**EXERCISE INSTRUCTIONS**
Below is a listing; reproduce each line of it exactly.
-- SUPPLIED RECORDS start --
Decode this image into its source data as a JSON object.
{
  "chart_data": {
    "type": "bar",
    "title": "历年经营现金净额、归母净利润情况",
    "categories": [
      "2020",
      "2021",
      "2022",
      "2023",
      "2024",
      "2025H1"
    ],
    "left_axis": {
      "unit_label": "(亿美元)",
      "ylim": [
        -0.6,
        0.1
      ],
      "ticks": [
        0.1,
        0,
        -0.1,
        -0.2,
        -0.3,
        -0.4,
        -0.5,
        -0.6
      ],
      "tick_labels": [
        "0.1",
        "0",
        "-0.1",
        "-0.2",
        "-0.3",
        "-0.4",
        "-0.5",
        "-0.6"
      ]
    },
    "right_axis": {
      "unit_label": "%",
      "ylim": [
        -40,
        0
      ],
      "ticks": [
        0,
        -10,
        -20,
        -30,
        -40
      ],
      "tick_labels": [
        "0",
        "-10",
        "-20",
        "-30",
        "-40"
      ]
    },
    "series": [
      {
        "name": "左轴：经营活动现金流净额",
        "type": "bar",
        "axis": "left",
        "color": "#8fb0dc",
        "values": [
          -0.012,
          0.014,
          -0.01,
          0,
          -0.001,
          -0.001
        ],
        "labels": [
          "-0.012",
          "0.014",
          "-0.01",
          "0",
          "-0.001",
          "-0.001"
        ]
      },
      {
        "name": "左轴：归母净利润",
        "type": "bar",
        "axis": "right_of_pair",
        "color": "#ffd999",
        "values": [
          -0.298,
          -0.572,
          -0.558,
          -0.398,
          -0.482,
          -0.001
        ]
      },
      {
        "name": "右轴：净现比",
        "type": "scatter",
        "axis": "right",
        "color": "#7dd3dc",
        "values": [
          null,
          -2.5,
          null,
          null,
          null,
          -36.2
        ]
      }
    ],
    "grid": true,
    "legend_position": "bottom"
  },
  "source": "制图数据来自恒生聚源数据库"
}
-- SUPPLIED RECORDS end --
**REPLY TO THE TASK**
Decode this image into its source data as a JSON object.
{
  "chart_data": {
    "type": "bar",
    "title": "历年经营现金净额、归母净利润情况",
    "categories": [
      "2020",
      "2021",
      "2022",
      "2023",
      "2024",
      "2025H1"
    ],
    "left_axis": {
      "unit_label": "(亿美元)",
      "ylim": [
        -0.6,
        0.1
      ],
      "ticks": [
        0.1,
        0,
        -0.1,
        -0.2,
        -0.3,
        -0.4,
        -0.5,
        -0.6
      ],
      "tick_labels": [
        "0.1",
        "0",
        "-0.1",
        "-0.2",
        "-0.3",
        "-0.4",
        "-0.5",
        "-0.6"
      ]
    },
    "right_axis": {
      "unit_label": "%",
      "ylim": [
        -40,
        0
      ],
      "ticks": [
        0,
        -10,
        -20,
        -30,
        -40
      ],
      "tick_labels": [
        "0",
        "-10",
        "-20",
        "-30",
        "-40"
      ]
    },
    "series": [
      {
        "name": "左轴：经营活动现金流净额",
        "type": "bar",
        "axis": "left",
        "color": "#8fb0dc",
        "values": [
          -0.012,
          0.014,
          -0.01,
          0,
          -0.001,
          -0.001
        ],
        "labels": [
          "-0.012",
          "0.014",
          "-0.01",
          "0",
          "-0.001",
          "-0.001"
        ]
      },
      {
        "name": "左轴：归母净利润",
        "type": "bar",
        "axis": "right_of_pair",
        "color": "#ffd999",
        "values": [
          -0.298,
          -0.572,
          -0.558,
          -0.398,
          -0.482,
          -0.001
        ]
      },
      {
        "name": "右轴：净现比",
        "type": "scatter",
        "axis": "right",
        "color": "#7dd3dc",
        "values": [
          null,
          -2.5,
          null,
          null,
          null,
          -36.2
        ]
      }
    ],
    "grid": true,
    "legend_position": "bottom"
  },
  "source": "制图数据来自恒生聚源数据库"
}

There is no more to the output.